## EXERCISE AIM:
From the listing below, pull out all lines with "Seed" in them.

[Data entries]
_ _ _ _ _ _ _
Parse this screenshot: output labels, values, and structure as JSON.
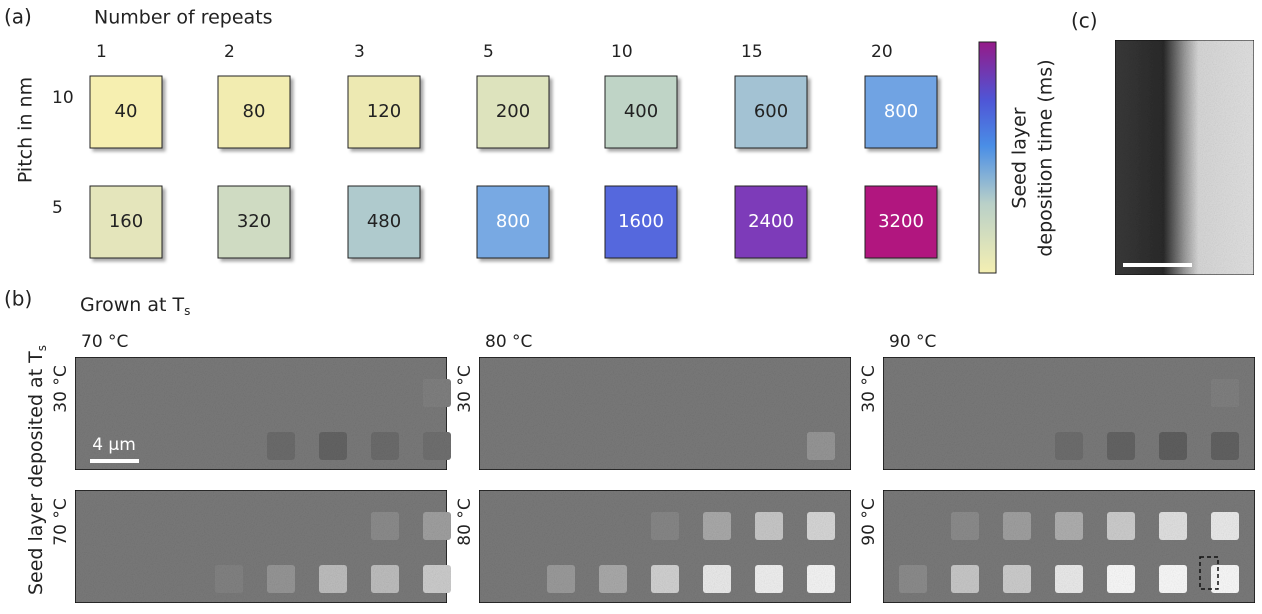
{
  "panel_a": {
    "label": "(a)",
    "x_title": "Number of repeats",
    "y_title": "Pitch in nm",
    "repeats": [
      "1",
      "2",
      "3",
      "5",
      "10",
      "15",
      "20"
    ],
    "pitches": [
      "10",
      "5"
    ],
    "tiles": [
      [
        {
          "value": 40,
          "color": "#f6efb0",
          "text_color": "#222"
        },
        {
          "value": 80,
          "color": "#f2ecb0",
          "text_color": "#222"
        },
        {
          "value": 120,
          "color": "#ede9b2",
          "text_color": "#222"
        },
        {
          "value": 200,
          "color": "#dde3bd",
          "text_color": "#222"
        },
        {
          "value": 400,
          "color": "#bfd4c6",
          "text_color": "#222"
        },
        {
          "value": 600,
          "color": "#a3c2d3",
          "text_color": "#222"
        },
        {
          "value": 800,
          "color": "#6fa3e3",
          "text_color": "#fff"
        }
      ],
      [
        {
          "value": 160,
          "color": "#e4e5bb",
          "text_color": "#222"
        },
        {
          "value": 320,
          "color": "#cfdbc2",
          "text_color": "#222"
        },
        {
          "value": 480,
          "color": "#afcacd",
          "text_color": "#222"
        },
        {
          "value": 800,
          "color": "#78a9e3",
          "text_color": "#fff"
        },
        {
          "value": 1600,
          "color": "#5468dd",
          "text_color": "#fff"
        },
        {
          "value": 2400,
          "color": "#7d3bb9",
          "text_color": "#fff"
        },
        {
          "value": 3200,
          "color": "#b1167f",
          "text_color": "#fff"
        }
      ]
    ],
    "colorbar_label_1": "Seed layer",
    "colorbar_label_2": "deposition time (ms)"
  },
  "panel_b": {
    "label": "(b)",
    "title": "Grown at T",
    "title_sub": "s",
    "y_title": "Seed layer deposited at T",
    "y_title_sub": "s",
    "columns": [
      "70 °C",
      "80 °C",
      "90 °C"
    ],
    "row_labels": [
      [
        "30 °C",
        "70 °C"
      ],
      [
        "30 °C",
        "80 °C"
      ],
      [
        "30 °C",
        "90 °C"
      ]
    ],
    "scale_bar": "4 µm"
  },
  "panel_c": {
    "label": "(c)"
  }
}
_ _ _ _ _ _ _
## CORRECT RESPONSE:
    "colorbar_label_1": "Seed layer",
    "y_title": "Seed layer deposited at T",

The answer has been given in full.